### Your task
Print out the material that follows word for word.

━━━ Source data ━━━

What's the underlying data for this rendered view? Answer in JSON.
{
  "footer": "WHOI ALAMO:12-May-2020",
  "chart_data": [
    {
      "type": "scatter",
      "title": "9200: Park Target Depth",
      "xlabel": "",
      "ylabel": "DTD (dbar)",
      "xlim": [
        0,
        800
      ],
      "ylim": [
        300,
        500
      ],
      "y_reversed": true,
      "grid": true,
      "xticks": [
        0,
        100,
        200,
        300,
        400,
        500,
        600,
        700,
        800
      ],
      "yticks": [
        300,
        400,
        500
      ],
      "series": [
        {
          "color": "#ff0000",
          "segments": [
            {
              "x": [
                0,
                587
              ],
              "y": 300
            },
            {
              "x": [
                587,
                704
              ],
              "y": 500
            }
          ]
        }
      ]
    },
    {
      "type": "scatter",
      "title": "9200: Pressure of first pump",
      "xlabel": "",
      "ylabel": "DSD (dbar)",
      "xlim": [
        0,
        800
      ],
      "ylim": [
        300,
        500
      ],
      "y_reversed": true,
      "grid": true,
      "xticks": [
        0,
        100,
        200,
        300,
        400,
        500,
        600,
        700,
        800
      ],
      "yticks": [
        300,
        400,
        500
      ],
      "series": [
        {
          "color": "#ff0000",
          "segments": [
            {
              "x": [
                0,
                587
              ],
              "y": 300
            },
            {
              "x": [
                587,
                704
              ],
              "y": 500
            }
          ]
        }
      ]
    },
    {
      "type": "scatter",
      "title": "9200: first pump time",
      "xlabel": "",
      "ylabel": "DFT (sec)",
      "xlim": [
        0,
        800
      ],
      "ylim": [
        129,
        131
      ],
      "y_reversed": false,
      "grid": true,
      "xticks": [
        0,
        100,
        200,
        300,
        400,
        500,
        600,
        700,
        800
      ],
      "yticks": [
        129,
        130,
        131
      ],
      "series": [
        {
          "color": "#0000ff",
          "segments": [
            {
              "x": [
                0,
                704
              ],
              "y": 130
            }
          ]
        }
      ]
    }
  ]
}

━━━

### Task solution
What's the underlying data for this rendered view? Answer in JSON.
{
  "footer": "WHOI ALAMO:12-May-2020",
  "chart_data": [
    {
      "type": "scatter",
      "title": "9200: Park Target Depth",
      "xlabel": "",
      "ylabel": "DTD (dbar)",
      "xlim": [
        0,
        800
      ],
      "ylim": [
        300,
        500
      ],
      "y_reversed": true,
      "grid": true,
      "xticks": [
        0,
        100,
        200,
        300,
        400,
        500,
        600,
        700,
        800
      ],
      "yticks": [
        300,
        400,
        500
      ],
      "series": [
        {
          "color": "#ff0000",
          "segments": [
            {
              "x": [
                0,
                587
              ],
              "y": 300
            },
            {
              "x": [
                587,
                704
              ],
              "y": 500
            }
          ]
        }
      ]
    },
    {
      "type": "scatter",
      "title": "9200: Pressure of first pump",
      "xlabel": "",
      "ylabel": "DSD (dbar)",
      "xlim": [
        0,
        800
      ],
      "ylim": [
        300,
        500
      ],
      "y_reversed": true,
      "grid": true,
      "xticks": [
        0,
        100,
        200,
        300,
        400,
        500,
        600,
        700,
        800
      ],
      "yticks": [
        300,
        400,
        500
      ],
      "series": [
        {
          "color": "#ff0000",
          "segments": [
            {
              "x": [
                0,
                587
              ],
              "y": 300
            },
            {
              "x": [
                587,
                704
              ],
              "y": 500
            }
          ]
        }
      ]
    },
    {
      "type": "scatter",
      "title": "9200: first pump time",
      "xlabel": "",
      "ylabel": "DFT (sec)",
      "xlim": [
        0,
        800
      ],
      "ylim": [
        129,
        131
      ],
      "y_reversed": false,
      "grid": true,
      "xticks": [
        0,
        100,
        200,
        300,
        400,
        500,
        600,
        700,
        800
      ],
      "yticks": [
        129,
        130,
        131
      ],
      "series": [
        {
          "color": "#0000ff",
          "segments": [
            {
              "x": [
                0,
                704
              ],
              "y": 130
            }
          ]
        }
      ]
    }
  ]
}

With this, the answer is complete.